(Task description) Retype the full set of records. Keep every character identical.

(Collected data)
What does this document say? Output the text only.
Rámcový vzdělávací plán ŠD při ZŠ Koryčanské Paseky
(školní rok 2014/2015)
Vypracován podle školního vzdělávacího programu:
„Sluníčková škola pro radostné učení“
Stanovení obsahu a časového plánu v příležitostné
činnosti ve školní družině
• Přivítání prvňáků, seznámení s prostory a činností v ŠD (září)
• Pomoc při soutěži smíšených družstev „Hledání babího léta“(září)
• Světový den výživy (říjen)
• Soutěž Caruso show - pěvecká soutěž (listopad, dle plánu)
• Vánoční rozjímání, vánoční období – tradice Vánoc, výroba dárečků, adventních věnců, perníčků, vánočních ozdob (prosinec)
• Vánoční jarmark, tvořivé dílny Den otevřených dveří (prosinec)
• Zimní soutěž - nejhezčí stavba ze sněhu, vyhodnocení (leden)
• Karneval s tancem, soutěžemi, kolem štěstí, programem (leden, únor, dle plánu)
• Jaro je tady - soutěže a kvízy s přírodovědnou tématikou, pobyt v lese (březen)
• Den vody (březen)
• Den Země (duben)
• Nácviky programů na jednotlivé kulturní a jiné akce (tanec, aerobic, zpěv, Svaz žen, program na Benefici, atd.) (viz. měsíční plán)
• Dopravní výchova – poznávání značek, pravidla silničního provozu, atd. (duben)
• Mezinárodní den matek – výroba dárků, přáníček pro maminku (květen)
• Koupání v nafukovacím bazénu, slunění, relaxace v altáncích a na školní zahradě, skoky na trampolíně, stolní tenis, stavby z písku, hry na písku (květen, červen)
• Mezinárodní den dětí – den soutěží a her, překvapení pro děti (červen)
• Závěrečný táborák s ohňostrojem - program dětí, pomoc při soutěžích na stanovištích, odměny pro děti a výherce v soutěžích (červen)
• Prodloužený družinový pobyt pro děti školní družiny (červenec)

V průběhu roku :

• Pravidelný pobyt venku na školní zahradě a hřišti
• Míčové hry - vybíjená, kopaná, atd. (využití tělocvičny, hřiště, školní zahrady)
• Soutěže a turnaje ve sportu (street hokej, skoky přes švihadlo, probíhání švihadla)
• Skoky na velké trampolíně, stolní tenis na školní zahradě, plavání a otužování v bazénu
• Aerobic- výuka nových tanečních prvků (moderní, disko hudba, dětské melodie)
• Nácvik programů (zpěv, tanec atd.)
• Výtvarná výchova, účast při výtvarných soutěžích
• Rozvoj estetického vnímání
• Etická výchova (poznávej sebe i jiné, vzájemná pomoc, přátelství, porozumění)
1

(Answer to the exercise)
What does this document say? Output the text only.
Rámcový vzdělávací plán ŠD při ZŠ Koryčanské Paseky
(školní rok 2014/2015)
Vypracován podle školního vzdělávacího programu:
„Sluníčková škola pro radostné učení“
Stanovení obsahu a časového plánu v příležitostné
činnosti ve školní družině
• Přivítání prvňáků, seznámení s prostory a činností v ŠD (září)
• Pomoc při soutěži smíšených družstev „Hledání babího léta“(září)
• Světový den výživy (říjen)
• Soutěž Caruso show - pěvecká soutěž (listopad, dle plánu)
• Vánoční rozjímání, vánoční období – tradice Vánoc, výroba dárečků, adventních věnců, perníčků, vánočních ozdob (prosinec)
• Vánoční jarmark, tvořivé dílny Den otevřených dveří (prosinec)
• Zimní soutěž - nejhezčí stavba ze sněhu, vyhodnocení (leden)
• Karneval s tancem, soutěžemi, kolem štěstí, programem (leden, únor, dle plánu)
• Jaro je tady - soutěže a kvízy s přírodovědnou tématikou, pobyt v lese (březen)
• Den vody (březen)
• Den Země (duben)
• Nácviky programů na jednotlivé kulturní a jiné akce (tanec, aerobic, zpěv, Svaz žen, program na Benefici, atd.) (viz. měsíční plán)
• Dopravní výchova – poznávání značek, pravidla silničního provozu, atd. (duben)
• Mezinárodní den matek – výroba dárků, přáníček pro maminku (květen)
• Koupání v nafukovacím bazénu, slunění, relaxace v altáncích a na školní zahradě, skoky na trampolíně, stolní tenis, stavby z písku, hry na písku (květen, červen)
• Mezinárodní den dětí – den soutěží a her, překvapení pro děti (červen)
• Závěrečný táborák s ohňostrojem - program dětí, pomoc při soutěžích na stanovištích, odměny pro děti a výherce v soutěžích (červen)
• Prodloužený družinový pobyt pro děti školní družiny (červenec)

V průběhu roku :

• Pravidelný pobyt venku na školní zahradě a hřišti
• Míčové hry - vybíjená, kopaná, atd. (využití tělocvičny, hřiště, školní zahrady)
• Soutěže a turnaje ve sportu (street hokej, skoky přes švihadlo, probíhání švihadla)
• Skoky na velké trampolíně, stolní tenis na školní zahradě, plavání a otužování v bazénu
• Aerobic- výuka nových tanečních prvků (moderní, disko hudba, dětské melodie)
• Nácvik programů (zpěv, tanec atd.)
• Výtvarná výchova, účast při výtvarných soutěžích
• Rozvoj estetického vnímání
• Etická výchova (poznávej sebe i jiné, vzájemná pomoc, přátelství, porozumění)
1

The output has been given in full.